--- start of Input for this task ---

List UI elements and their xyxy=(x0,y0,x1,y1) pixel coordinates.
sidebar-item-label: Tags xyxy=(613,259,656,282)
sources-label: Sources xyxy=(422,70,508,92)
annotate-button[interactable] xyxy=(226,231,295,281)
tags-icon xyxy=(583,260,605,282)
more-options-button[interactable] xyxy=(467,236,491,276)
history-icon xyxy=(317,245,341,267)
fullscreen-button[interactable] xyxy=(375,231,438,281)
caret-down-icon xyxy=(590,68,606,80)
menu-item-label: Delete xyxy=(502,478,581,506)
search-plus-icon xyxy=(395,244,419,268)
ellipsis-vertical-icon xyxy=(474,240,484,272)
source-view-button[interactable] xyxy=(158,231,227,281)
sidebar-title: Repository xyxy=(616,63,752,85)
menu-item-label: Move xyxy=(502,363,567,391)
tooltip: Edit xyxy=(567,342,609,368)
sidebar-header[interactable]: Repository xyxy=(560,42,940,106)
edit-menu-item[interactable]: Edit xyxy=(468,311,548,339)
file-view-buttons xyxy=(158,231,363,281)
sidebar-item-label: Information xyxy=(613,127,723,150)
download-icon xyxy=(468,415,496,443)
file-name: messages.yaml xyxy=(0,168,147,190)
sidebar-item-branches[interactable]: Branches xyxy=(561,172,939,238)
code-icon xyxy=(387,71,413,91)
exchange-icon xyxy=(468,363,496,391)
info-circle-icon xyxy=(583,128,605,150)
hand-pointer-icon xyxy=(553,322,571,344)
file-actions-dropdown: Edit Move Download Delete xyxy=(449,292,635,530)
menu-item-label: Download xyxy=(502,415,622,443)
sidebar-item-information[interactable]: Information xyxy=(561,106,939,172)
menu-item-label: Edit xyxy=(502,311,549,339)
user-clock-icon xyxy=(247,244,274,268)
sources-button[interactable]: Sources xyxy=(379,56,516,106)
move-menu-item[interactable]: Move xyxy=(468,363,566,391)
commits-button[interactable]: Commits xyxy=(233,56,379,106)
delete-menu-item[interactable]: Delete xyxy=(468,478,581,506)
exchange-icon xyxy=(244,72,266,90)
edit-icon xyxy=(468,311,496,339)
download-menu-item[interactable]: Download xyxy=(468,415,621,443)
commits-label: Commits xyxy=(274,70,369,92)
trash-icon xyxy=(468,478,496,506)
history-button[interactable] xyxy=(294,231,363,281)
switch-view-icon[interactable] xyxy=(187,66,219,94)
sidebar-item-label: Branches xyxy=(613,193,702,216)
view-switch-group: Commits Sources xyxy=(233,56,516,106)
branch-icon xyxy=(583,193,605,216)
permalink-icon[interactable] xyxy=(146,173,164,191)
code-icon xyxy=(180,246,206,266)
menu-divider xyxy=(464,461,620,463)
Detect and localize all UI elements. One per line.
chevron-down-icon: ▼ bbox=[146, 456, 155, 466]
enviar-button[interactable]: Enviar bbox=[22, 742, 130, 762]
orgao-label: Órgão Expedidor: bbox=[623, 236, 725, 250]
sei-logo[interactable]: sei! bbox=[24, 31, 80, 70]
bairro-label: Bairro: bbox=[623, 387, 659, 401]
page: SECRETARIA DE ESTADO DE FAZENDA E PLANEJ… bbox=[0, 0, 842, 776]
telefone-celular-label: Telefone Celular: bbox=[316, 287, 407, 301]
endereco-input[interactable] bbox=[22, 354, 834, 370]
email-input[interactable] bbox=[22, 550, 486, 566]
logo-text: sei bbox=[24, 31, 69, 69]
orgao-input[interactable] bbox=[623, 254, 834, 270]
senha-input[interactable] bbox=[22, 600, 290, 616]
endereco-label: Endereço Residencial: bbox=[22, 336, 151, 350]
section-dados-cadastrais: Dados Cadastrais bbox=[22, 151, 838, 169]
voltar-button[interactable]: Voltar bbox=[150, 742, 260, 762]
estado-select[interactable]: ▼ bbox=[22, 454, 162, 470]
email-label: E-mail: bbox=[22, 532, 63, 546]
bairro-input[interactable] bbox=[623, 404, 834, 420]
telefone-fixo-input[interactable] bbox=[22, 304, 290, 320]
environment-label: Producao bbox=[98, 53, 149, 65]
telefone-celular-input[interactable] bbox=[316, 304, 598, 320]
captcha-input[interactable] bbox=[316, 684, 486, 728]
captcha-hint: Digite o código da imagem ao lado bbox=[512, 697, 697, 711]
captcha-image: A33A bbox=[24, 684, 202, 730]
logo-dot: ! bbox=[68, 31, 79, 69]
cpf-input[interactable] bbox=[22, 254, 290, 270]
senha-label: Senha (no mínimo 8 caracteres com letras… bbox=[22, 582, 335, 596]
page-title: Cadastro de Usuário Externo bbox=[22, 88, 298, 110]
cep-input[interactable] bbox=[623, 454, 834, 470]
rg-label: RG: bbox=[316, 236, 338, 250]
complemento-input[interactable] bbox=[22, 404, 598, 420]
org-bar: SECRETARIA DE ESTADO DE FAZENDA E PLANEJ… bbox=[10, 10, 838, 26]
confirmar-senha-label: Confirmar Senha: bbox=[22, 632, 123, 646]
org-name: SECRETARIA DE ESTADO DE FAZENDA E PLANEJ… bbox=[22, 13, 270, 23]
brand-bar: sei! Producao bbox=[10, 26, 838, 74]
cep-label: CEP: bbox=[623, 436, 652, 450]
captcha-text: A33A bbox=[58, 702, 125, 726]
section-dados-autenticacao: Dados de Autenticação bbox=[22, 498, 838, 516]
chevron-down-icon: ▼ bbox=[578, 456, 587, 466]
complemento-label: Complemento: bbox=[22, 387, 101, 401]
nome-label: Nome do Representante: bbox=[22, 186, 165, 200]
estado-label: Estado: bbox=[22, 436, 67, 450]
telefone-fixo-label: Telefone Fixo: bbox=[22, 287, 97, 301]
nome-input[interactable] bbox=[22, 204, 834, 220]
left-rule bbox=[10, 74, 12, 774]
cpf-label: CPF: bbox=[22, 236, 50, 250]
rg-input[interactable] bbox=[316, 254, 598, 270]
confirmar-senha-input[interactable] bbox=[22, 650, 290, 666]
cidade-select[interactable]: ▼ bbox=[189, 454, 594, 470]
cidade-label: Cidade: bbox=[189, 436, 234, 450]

--- end of Input for this task ---

#### Task goal
Copy out every line of the material above exactly as it appears, in the same order.

#### Answer for the task
List UI elements and their xyxy=(x0,y0,x1,y1) pixel coordinates.
sidebar-item-label: Tags xyxy=(613,259,656,282)
sources-label: Sources xyxy=(422,70,508,92)
annotate-button[interactable] xyxy=(226,231,295,281)
tags-icon xyxy=(583,260,605,282)
more-options-button[interactable] xyxy=(467,236,491,276)
history-icon xyxy=(317,245,341,267)
fullscreen-button[interactable] xyxy=(375,231,438,281)
caret-down-icon xyxy=(590,68,606,80)
menu-item-label: Delete xyxy=(502,478,581,506)
search-plus-icon xyxy=(395,244,419,268)
ellipsis-vertical-icon xyxy=(474,240,484,272)
source-view-button[interactable] xyxy=(158,231,227,281)
sidebar-title: Repository xyxy=(616,63,752,85)
menu-item-label: Move xyxy=(502,363,567,391)
tooltip: Edit xyxy=(567,342,609,368)
sidebar-header[interactable]: Repository xyxy=(560,42,940,106)
edit-menu-item[interactable]: Edit xyxy=(468,311,548,339)
file-view-buttons xyxy=(158,231,363,281)
sidebar-item-label: Information xyxy=(613,127,723,150)
download-icon xyxy=(468,415,496,443)
file-name: messages.yaml xyxy=(0,168,147,190)
sidebar-item-branches[interactable]: Branches xyxy=(561,172,939,238)
code-icon xyxy=(387,71,413,91)
exchange-icon xyxy=(468,363,496,391)
info-circle-icon xyxy=(583,128,605,150)
hand-pointer-icon xyxy=(553,322,571,344)
file-actions-dropdown: Edit Move Download Delete xyxy=(449,292,635,530)
menu-item-label: Download xyxy=(502,415,622,443)
sidebar-item-information[interactable]: Information xyxy=(561,106,939,172)
menu-item-label: Edit xyxy=(502,311,549,339)
user-clock-icon xyxy=(247,244,274,268)
sources-button[interactable]: Sources xyxy=(379,56,516,106)
move-menu-item[interactable]: Move xyxy=(468,363,566,391)
commits-button[interactable]: Commits xyxy=(233,56,379,106)
delete-menu-item[interactable]: Delete xyxy=(468,478,581,506)
exchange-icon xyxy=(244,72,266,90)
edit-icon xyxy=(468,311,496,339)
download-menu-item[interactable]: Download xyxy=(468,415,621,443)
commits-label: Commits xyxy=(274,70,369,92)
trash-icon xyxy=(468,478,496,506)
history-button[interactable] xyxy=(294,231,363,281)
switch-view-icon[interactable] xyxy=(187,66,219,94)
sidebar-item-label: Branches xyxy=(613,193,702,216)
view-switch-group: Commits Sources xyxy=(233,56,516,106)
branch-icon xyxy=(583,193,605,216)
permalink-icon[interactable] xyxy=(146,173,164,191)
code-icon xyxy=(180,246,206,266)
menu-divider xyxy=(464,461,620,463)
Detect and localize all UI elements. One per line.
chevron-down-icon: ▼ bbox=[146, 456, 155, 466]
enviar-button[interactable]: Enviar bbox=[22, 742, 130, 762]
orgao-label: Órgão Expedidor: bbox=[623, 236, 725, 250]
sei-logo[interactable]: sei! bbox=[24, 31, 80, 70]
bairro-label: Bairro: bbox=[623, 387, 659, 401]
page: SECRETARIA DE ESTADO DE FAZENDA E PLANEJ… bbox=[0, 0, 842, 776]
telefone-celular-label: Telefone Celular: bbox=[316, 287, 407, 301]
endereco-input[interactable] bbox=[22, 354, 834, 370]
email-input[interactable] bbox=[22, 550, 486, 566]
logo-text: sei bbox=[24, 31, 69, 69]
orgao-input[interactable] bbox=[623, 254, 834, 270]
senha-input[interactable] bbox=[22, 600, 290, 616]
endereco-label: Endereço Residencial: bbox=[22, 336, 151, 350]
section-dados-cadastrais: Dados Cadastrais bbox=[22, 151, 838, 169]
voltar-button[interactable]: Voltar bbox=[150, 742, 260, 762]
estado-select[interactable]: ▼ bbox=[22, 454, 162, 470]
email-label: E-mail: bbox=[22, 532, 63, 546]
bairro-input[interactable] bbox=[623, 404, 834, 420]
telefone-fixo-input[interactable] bbox=[22, 304, 290, 320]
environment-label: Producao bbox=[98, 53, 149, 65]
telefone-celular-input[interactable] bbox=[316, 304, 598, 320]
captcha-input[interactable] bbox=[316, 684, 486, 728]
captcha-hint: Digite o código da imagem ao lado bbox=[512, 697, 697, 711]
captcha-image: A33A bbox=[24, 684, 202, 730]
logo-dot: ! bbox=[68, 31, 79, 69]
cpf-input[interactable] bbox=[22, 254, 290, 270]
senha-label: Senha (no mínimo 8 caracteres com letras… bbox=[22, 582, 335, 596]
page-title: Cadastro de Usuário Externo bbox=[22, 88, 298, 110]
cep-input[interactable] bbox=[623, 454, 834, 470]
rg-label: RG: bbox=[316, 236, 338, 250]
complemento-input[interactable] bbox=[22, 404, 598, 420]
org-bar: SECRETARIA DE ESTADO DE FAZENDA E PLANEJ… bbox=[10, 10, 838, 26]
confirmar-senha-label: Confirmar Senha: bbox=[22, 632, 123, 646]
org-name: SECRETARIA DE ESTADO DE FAZENDA E PLANEJ… bbox=[22, 13, 270, 23]
brand-bar: sei! Producao bbox=[10, 26, 838, 74]
cep-label: CEP: bbox=[623, 436, 652, 450]
captcha-text: A33A bbox=[58, 702, 125, 726]
section-dados-autenticacao: Dados de Autenticação bbox=[22, 498, 838, 516]
chevron-down-icon: ▼ bbox=[578, 456, 587, 466]
complemento-label: Complemento: bbox=[22, 387, 101, 401]
nome-label: Nome do Representante: bbox=[22, 186, 165, 200]
estado-label: Estado: bbox=[22, 436, 67, 450]
telefone-fixo-label: Telefone Fixo: bbox=[22, 287, 97, 301]
nome-input[interactable] bbox=[22, 204, 834, 220]
left-rule bbox=[10, 74, 12, 774]
cpf-label: CPF: bbox=[22, 236, 50, 250]
rg-input[interactable] bbox=[316, 254, 598, 270]
confirmar-senha-input[interactable] bbox=[22, 650, 290, 666]
cidade-select[interactable]: ▼ bbox=[189, 454, 594, 470]
cidade-label: Cidade: bbox=[189, 436, 234, 450]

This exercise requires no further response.